• **Entries from a visual dataset**:

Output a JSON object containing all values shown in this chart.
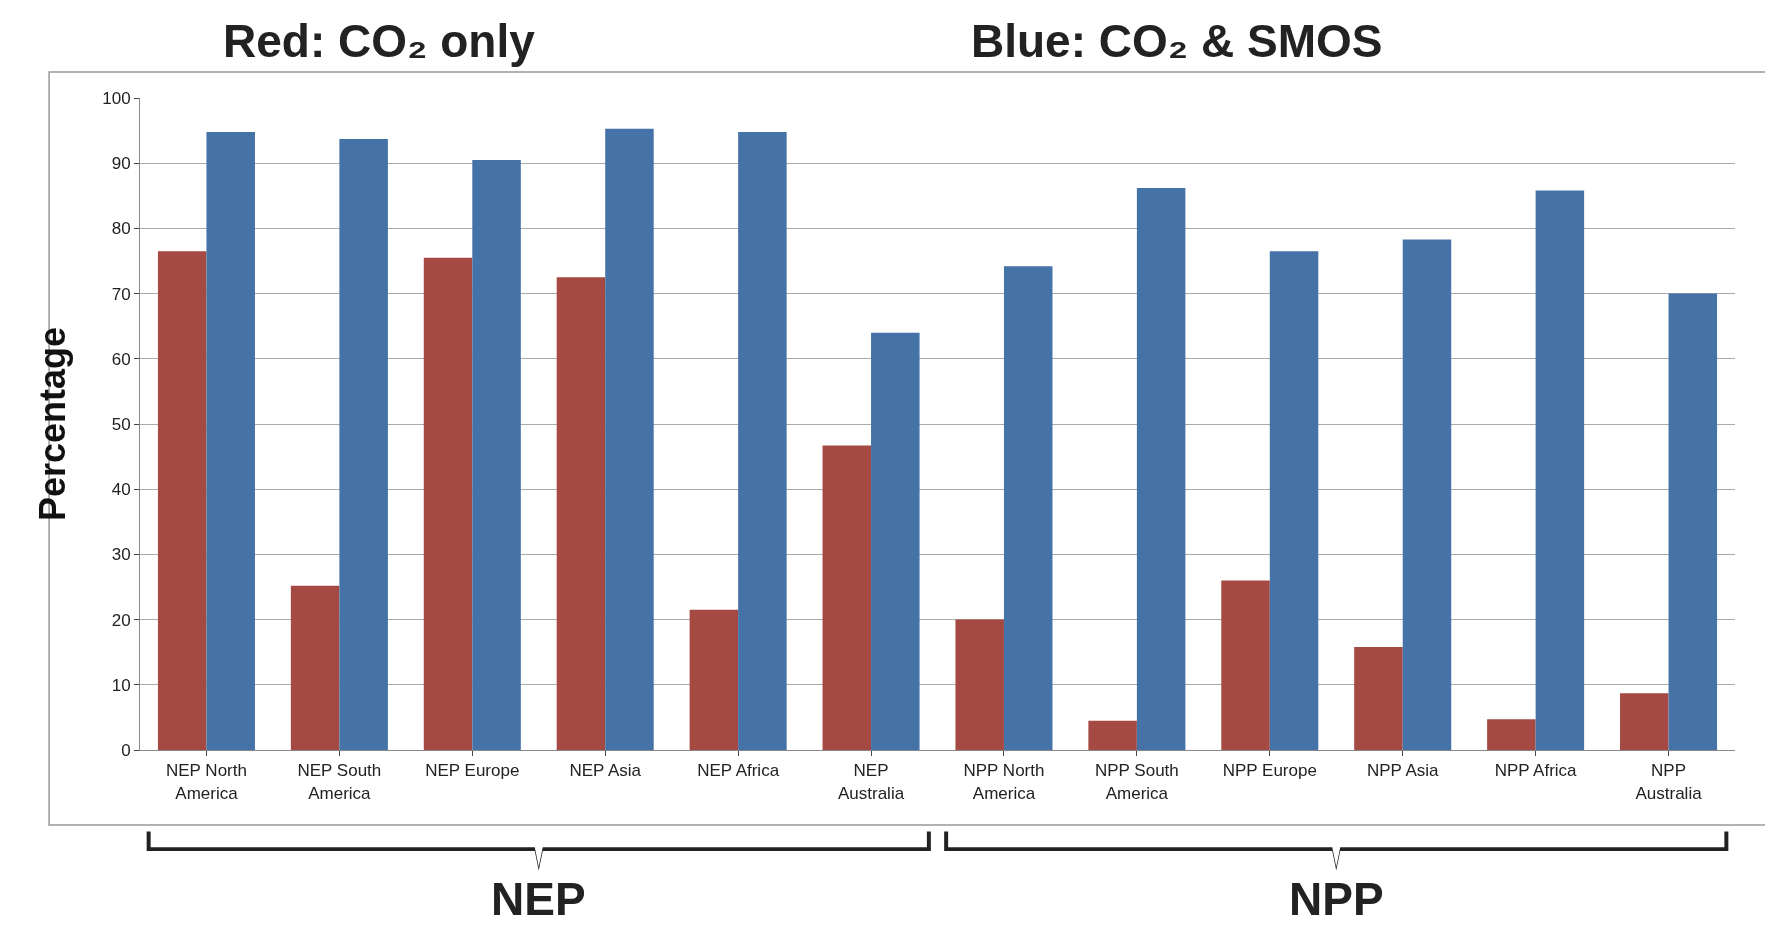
{
  "chart_data": {
    "type": "bar",
    "categories": [
      "NEP North America",
      "NEP South America",
      "NEP Europe",
      "NEP Asia",
      "NEP Africa",
      "NEP Australia",
      "NPP North America",
      "NPP South America",
      "NPP Europe",
      "NPP Asia",
      "NPP Africa",
      "NPP Australia"
    ],
    "series": [
      {
        "color": "#a54a43",
        "values": [
          76.5,
          25.2,
          75.5,
          72.5,
          21.5,
          46.7,
          20,
          4.5,
          26,
          15.8,
          4.7,
          8.7
        ]
      },
      {
        "color": "#4572a7",
        "values": [
          94.8,
          93.7,
          90.5,
          95.3,
          94.8,
          64,
          74.2,
          86.2,
          76.5,
          78.3,
          85.8,
          70
        ]
      }
    ],
    "ylabel": "Percentage",
    "ylim": [
      0,
      100
    ],
    "yticks": [
      0,
      10,
      20,
      30,
      40,
      50,
      60,
      70,
      80,
      90,
      100
    ],
    "grid": "y",
    "legend": false,
    "annotations": [
      "Red: CO₂ only",
      "Blue: CO₂ & SMOS",
      "NEP",
      "NPP"
    ]
  }
}
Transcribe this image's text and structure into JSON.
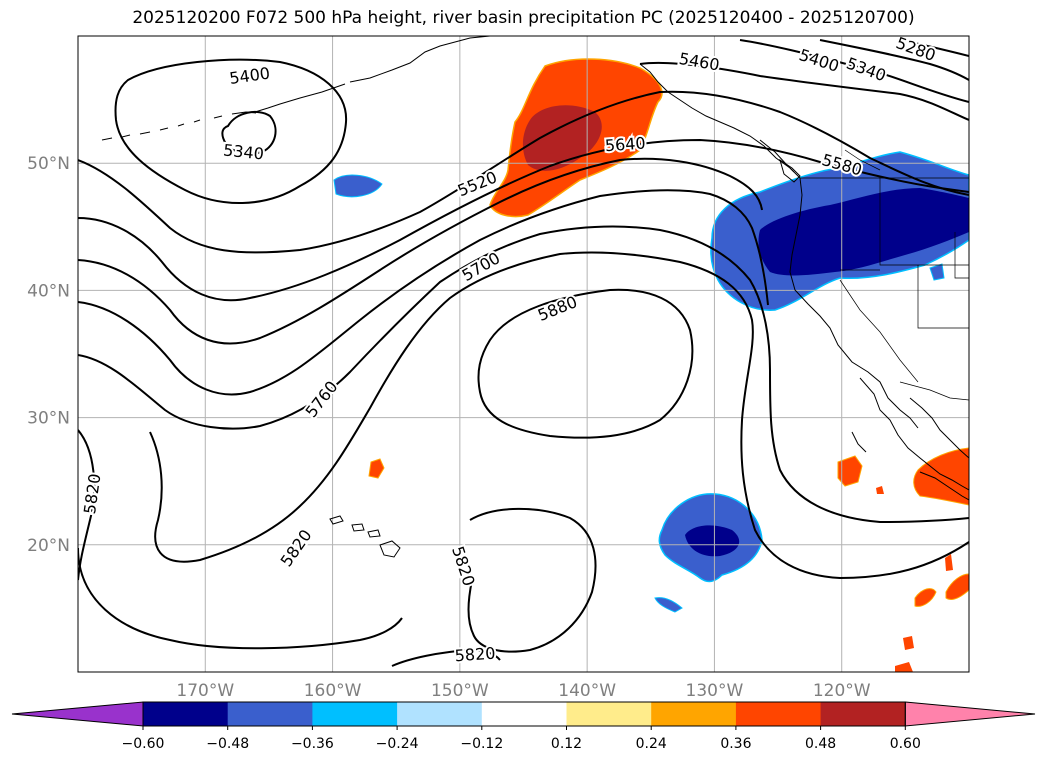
{
  "title": "2025120200 F072 500 hPa height, river basin precipitation PC (2025120400 - 2025120700)",
  "map": {
    "projection": "PlateCarree",
    "lon_range": [
      -180,
      -110
    ],
    "lat_range": [
      10,
      60
    ],
    "lat_ticks": [
      {
        "value": 50,
        "label": "50°N"
      },
      {
        "value": 40,
        "label": "40°N"
      },
      {
        "value": 30,
        "label": "30°N"
      },
      {
        "value": 20,
        "label": "20°N"
      }
    ],
    "lon_ticks": [
      {
        "value": -170,
        "label": "170°W"
      },
      {
        "value": -160,
        "label": "160°W"
      },
      {
        "value": -150,
        "label": "150°W"
      },
      {
        "value": -140,
        "label": "140°W"
      },
      {
        "value": -130,
        "label": "130°W"
      },
      {
        "value": -120,
        "label": "120°W"
      }
    ],
    "contour_labels": [
      {
        "text": "5400",
        "lon": -166.5,
        "lat": 56.8,
        "angle": -8
      },
      {
        "text": "5340",
        "lon": -167,
        "lat": 50.8,
        "angle": 6
      },
      {
        "text": "5520",
        "lon": -148.6,
        "lat": 48.3,
        "angle": -22
      },
      {
        "text": "5640",
        "lon": -137,
        "lat": 51.4,
        "angle": -4
      },
      {
        "text": "5460",
        "lon": -131.2,
        "lat": 57.9,
        "angle": 10
      },
      {
        "text": "5400",
        "lon": -121.8,
        "lat": 58,
        "angle": 18
      },
      {
        "text": "5340",
        "lon": -118.1,
        "lat": 57.3,
        "angle": 20
      },
      {
        "text": "5280",
        "lon": -114.2,
        "lat": 58.9,
        "angle": 20
      },
      {
        "text": "5580",
        "lon": -120,
        "lat": 49.8,
        "angle": 16
      },
      {
        "text": "5700",
        "lon": -148.3,
        "lat": 41.8,
        "angle": -30
      },
      {
        "text": "5880",
        "lon": -142.3,
        "lat": 38.5,
        "angle": -22
      },
      {
        "text": "5760",
        "lon": -160.8,
        "lat": 31.4,
        "angle": -52
      },
      {
        "text": "5820",
        "lon": -178.8,
        "lat": 24,
        "angle": -82
      },
      {
        "text": "5820",
        "lon": -162.8,
        "lat": 19.7,
        "angle": -55
      },
      {
        "text": "5820",
        "lon": -149.8,
        "lat": 18.3,
        "angle": 72
      },
      {
        "text": "5820",
        "lon": -148.8,
        "lat": 11.3,
        "angle": -4
      }
    ]
  },
  "colorbar": {
    "ticks": [
      "−0.60",
      "−0.48",
      "−0.36",
      "−0.24",
      "−0.12",
      "0.12",
      "0.24",
      "0.36",
      "0.48",
      "0.60"
    ],
    "colors": [
      "#9932cc",
      "#00008b",
      "#3a5fcd",
      "#00bfff",
      "#b0e2ff",
      "#ffffff",
      "#ffec8b",
      "#ffa500",
      "#ff4500",
      "#b22222",
      "#ff82ab"
    ]
  }
}
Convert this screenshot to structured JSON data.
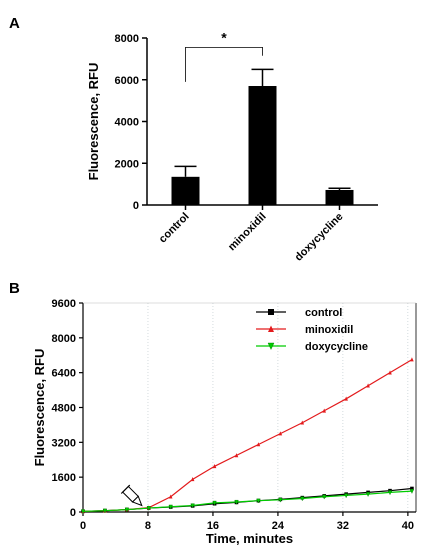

• **The request**: Report the number of lines that include the string "JSON"; return nothing but the count.

• **Answer to the task**: 3